> _Exercise goal_:
From the entries below, copy every line where the string "waste" appears.

> _Supplied entries_:
==============================

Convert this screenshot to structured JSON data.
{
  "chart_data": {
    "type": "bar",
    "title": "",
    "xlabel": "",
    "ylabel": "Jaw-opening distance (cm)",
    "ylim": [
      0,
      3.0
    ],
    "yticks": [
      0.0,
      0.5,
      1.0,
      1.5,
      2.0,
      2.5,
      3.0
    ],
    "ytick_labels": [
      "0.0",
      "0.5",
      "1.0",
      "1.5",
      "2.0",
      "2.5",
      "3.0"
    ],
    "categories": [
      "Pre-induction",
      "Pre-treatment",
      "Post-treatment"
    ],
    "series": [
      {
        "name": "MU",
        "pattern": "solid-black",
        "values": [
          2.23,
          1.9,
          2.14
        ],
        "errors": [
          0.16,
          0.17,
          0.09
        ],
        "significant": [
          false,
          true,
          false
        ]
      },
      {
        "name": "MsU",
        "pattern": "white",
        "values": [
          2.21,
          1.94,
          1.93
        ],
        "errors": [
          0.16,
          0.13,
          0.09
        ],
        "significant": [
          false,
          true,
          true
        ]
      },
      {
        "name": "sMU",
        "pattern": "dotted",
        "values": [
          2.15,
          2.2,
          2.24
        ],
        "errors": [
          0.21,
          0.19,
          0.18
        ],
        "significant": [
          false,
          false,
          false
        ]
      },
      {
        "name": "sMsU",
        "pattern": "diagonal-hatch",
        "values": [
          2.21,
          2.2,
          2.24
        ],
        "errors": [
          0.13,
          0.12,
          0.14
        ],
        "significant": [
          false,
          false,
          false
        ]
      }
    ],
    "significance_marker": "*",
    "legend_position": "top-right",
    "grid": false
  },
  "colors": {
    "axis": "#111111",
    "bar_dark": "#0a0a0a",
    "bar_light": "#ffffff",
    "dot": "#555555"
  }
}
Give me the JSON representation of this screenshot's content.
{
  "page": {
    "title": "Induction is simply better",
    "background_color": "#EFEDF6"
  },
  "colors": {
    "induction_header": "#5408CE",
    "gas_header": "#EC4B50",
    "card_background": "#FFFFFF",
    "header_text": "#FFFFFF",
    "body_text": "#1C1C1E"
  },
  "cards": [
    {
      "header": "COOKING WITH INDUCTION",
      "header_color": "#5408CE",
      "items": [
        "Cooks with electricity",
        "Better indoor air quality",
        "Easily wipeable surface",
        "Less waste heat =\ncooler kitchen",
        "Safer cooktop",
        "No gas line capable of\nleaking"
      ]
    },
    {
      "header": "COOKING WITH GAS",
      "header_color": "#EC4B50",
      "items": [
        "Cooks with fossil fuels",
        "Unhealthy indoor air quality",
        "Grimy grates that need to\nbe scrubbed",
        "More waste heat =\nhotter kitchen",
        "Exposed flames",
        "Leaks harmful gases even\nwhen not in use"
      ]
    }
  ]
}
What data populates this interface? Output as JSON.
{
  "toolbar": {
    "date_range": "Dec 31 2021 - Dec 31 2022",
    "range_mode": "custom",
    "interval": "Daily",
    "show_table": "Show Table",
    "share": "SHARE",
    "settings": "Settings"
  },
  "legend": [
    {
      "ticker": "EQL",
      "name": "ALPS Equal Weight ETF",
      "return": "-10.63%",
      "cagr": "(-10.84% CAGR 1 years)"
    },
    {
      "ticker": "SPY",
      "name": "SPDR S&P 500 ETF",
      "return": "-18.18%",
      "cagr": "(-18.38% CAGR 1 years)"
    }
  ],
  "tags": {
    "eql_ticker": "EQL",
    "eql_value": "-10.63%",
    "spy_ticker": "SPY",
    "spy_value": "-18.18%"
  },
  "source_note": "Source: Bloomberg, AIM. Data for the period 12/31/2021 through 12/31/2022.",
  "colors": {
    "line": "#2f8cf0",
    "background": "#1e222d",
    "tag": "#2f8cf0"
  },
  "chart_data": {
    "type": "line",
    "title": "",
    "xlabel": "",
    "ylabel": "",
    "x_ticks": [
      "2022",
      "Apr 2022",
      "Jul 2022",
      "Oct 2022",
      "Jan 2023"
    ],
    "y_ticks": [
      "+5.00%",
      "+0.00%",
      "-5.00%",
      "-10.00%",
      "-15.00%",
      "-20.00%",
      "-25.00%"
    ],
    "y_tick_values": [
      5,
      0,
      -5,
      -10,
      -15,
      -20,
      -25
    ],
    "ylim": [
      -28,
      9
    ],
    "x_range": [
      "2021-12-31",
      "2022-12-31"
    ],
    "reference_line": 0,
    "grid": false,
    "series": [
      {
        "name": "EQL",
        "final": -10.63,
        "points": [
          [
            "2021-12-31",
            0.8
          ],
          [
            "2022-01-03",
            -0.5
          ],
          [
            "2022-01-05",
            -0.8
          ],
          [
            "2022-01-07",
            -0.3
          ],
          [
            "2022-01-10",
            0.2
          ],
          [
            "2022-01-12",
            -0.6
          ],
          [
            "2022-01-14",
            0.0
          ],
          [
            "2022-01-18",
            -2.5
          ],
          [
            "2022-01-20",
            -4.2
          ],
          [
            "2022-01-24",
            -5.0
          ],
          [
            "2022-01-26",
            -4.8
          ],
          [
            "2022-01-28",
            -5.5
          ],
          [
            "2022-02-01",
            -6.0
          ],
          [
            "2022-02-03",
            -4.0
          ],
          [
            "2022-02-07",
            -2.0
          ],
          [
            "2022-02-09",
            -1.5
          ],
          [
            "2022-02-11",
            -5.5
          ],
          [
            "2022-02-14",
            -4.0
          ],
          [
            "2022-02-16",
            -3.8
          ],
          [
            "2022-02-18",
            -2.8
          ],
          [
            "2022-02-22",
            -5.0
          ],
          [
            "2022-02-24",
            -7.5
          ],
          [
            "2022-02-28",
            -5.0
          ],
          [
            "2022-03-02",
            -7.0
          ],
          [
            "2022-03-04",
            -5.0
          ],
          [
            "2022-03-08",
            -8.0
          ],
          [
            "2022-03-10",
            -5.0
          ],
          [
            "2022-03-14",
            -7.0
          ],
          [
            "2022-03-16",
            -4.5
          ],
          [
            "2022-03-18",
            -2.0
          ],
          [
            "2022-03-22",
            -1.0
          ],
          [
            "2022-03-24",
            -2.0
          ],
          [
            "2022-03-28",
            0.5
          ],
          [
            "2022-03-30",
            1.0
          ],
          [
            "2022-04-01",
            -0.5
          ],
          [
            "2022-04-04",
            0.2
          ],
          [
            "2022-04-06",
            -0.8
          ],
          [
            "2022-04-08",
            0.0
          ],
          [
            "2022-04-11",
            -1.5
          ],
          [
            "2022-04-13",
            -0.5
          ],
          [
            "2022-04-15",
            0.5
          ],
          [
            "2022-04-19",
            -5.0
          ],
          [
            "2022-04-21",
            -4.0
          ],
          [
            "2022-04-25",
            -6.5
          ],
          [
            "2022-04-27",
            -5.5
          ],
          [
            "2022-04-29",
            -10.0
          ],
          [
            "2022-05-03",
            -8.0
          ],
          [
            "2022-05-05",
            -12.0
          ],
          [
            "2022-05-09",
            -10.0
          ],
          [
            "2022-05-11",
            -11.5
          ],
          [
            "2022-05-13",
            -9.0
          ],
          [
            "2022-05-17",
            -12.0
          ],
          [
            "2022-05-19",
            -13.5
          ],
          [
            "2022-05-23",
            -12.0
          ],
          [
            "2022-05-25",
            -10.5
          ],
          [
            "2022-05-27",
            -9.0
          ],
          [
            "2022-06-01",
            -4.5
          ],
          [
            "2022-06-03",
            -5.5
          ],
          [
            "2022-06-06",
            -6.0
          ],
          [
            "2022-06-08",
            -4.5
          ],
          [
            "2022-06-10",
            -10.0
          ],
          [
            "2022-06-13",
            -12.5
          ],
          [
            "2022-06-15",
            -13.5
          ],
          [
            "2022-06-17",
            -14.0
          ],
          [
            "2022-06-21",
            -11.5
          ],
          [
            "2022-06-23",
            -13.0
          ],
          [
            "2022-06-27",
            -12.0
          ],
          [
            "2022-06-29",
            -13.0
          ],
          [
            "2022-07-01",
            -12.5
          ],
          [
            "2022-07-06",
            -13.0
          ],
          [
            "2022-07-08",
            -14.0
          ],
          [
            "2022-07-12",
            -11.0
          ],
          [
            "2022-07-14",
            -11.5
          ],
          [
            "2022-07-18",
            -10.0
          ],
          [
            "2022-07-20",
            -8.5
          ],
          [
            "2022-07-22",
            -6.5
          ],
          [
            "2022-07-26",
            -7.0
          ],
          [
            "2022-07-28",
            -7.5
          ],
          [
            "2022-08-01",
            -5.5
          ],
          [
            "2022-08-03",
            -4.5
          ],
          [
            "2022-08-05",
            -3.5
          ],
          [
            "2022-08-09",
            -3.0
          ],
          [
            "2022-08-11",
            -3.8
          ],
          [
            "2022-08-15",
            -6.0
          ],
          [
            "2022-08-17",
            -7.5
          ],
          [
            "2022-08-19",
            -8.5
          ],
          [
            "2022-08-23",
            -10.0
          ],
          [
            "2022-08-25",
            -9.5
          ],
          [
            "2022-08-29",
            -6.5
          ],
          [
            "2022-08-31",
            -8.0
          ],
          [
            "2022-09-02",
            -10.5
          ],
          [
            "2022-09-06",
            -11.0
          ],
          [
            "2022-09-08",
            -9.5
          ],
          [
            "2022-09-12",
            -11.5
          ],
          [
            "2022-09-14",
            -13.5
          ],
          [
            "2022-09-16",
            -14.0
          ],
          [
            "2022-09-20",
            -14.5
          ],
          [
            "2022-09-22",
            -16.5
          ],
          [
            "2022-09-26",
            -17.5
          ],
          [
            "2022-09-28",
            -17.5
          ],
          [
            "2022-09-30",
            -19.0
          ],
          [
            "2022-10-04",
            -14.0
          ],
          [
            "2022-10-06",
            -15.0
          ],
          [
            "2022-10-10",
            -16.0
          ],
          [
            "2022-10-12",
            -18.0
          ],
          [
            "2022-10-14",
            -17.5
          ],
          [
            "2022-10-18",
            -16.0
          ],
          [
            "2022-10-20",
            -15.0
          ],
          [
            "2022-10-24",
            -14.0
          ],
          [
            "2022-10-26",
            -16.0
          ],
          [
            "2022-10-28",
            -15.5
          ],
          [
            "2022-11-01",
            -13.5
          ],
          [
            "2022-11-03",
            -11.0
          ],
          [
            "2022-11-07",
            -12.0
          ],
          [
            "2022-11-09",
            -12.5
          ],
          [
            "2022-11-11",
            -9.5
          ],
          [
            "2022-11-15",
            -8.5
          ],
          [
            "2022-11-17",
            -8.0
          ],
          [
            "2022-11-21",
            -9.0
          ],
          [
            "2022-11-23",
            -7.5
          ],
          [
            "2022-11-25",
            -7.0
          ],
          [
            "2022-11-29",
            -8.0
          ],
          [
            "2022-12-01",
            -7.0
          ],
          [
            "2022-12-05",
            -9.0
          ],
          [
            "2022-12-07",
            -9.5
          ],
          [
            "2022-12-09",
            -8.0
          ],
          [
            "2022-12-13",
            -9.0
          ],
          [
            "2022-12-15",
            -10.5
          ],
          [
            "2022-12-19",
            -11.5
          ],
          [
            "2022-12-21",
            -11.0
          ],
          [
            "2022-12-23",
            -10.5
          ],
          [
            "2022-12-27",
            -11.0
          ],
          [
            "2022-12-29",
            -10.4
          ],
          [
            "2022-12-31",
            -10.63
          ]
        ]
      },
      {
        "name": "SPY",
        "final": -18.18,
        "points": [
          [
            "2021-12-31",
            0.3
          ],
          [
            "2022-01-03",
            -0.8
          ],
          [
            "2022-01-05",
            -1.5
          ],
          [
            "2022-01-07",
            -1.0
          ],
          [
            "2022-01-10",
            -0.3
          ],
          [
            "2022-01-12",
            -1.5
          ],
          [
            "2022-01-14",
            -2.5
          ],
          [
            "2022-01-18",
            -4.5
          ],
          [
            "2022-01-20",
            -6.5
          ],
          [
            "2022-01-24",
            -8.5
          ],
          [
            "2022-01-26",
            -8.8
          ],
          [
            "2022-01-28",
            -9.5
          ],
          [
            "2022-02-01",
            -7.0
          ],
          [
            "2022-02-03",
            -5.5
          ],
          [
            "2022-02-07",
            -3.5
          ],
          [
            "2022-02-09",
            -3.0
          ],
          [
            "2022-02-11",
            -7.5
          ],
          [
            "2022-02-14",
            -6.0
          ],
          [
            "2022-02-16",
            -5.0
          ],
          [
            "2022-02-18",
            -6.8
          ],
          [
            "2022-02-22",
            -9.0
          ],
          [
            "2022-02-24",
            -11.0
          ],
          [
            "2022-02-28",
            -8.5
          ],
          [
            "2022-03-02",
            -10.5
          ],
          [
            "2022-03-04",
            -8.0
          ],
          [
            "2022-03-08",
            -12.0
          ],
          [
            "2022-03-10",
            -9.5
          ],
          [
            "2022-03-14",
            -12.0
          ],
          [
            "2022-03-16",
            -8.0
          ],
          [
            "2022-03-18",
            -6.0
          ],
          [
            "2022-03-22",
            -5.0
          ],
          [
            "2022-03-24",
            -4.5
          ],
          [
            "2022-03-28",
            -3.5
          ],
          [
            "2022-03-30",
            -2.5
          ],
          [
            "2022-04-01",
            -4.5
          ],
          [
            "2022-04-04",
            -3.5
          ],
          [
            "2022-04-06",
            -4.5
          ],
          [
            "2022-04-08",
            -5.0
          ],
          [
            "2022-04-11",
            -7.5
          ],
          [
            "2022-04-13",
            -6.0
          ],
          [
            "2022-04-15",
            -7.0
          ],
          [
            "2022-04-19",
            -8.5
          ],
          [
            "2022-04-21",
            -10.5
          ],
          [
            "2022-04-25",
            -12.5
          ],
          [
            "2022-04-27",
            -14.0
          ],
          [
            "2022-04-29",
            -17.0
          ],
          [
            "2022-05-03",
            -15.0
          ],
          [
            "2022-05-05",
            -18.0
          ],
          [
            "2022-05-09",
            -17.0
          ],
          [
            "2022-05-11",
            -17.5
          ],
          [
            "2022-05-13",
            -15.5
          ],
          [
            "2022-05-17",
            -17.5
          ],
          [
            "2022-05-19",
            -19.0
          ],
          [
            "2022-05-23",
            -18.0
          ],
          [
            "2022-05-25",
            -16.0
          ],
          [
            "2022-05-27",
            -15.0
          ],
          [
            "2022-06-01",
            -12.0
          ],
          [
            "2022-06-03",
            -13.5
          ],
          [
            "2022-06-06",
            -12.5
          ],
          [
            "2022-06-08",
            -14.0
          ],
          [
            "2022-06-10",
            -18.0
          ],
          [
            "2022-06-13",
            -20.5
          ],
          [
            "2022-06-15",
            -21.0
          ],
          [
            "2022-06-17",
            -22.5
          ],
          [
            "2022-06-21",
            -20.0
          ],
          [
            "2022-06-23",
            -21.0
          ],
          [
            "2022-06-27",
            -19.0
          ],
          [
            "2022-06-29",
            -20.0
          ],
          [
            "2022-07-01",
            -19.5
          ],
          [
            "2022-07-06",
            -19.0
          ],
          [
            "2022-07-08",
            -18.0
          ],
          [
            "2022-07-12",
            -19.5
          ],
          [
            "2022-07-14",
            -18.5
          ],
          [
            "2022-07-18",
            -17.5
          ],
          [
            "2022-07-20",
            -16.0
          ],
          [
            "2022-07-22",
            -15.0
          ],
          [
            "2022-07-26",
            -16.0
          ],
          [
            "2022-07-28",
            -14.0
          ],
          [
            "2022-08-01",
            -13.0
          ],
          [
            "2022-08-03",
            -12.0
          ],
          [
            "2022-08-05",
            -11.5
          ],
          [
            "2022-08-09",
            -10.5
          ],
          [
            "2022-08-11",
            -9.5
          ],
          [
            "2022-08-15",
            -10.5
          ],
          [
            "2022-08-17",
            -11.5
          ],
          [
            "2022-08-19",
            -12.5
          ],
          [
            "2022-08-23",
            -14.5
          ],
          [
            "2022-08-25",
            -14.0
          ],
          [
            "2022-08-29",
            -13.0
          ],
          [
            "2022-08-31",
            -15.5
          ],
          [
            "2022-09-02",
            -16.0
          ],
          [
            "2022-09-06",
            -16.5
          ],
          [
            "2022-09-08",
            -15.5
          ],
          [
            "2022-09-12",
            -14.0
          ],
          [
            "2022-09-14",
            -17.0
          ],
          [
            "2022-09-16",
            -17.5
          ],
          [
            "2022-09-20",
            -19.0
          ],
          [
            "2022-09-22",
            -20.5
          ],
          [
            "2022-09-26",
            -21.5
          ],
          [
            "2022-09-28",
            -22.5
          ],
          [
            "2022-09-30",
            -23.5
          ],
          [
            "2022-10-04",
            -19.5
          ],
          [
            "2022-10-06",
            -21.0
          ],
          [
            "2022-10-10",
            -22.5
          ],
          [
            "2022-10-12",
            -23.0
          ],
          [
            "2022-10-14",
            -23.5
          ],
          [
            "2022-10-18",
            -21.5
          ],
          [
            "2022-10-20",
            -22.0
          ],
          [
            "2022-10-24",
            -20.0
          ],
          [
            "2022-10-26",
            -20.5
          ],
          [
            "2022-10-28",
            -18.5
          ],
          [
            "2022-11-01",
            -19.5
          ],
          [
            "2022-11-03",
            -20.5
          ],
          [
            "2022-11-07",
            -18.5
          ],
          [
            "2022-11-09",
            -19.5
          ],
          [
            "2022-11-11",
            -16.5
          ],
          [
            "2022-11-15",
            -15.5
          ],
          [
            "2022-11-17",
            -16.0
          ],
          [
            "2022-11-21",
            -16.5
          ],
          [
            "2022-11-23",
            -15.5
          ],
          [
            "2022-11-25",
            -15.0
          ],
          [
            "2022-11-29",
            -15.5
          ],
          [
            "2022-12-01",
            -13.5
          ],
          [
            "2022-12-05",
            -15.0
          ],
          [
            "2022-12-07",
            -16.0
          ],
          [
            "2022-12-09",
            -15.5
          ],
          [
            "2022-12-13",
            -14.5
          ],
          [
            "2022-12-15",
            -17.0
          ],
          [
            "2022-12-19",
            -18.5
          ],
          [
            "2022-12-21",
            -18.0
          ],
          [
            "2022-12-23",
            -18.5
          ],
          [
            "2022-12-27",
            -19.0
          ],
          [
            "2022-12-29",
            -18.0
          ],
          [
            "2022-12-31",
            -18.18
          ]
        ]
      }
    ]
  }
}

==============================

> _Answer to this problem_:
        "Less waste heat =\ncooler kitchen",
        "More waste heat =\nhotter kitchen",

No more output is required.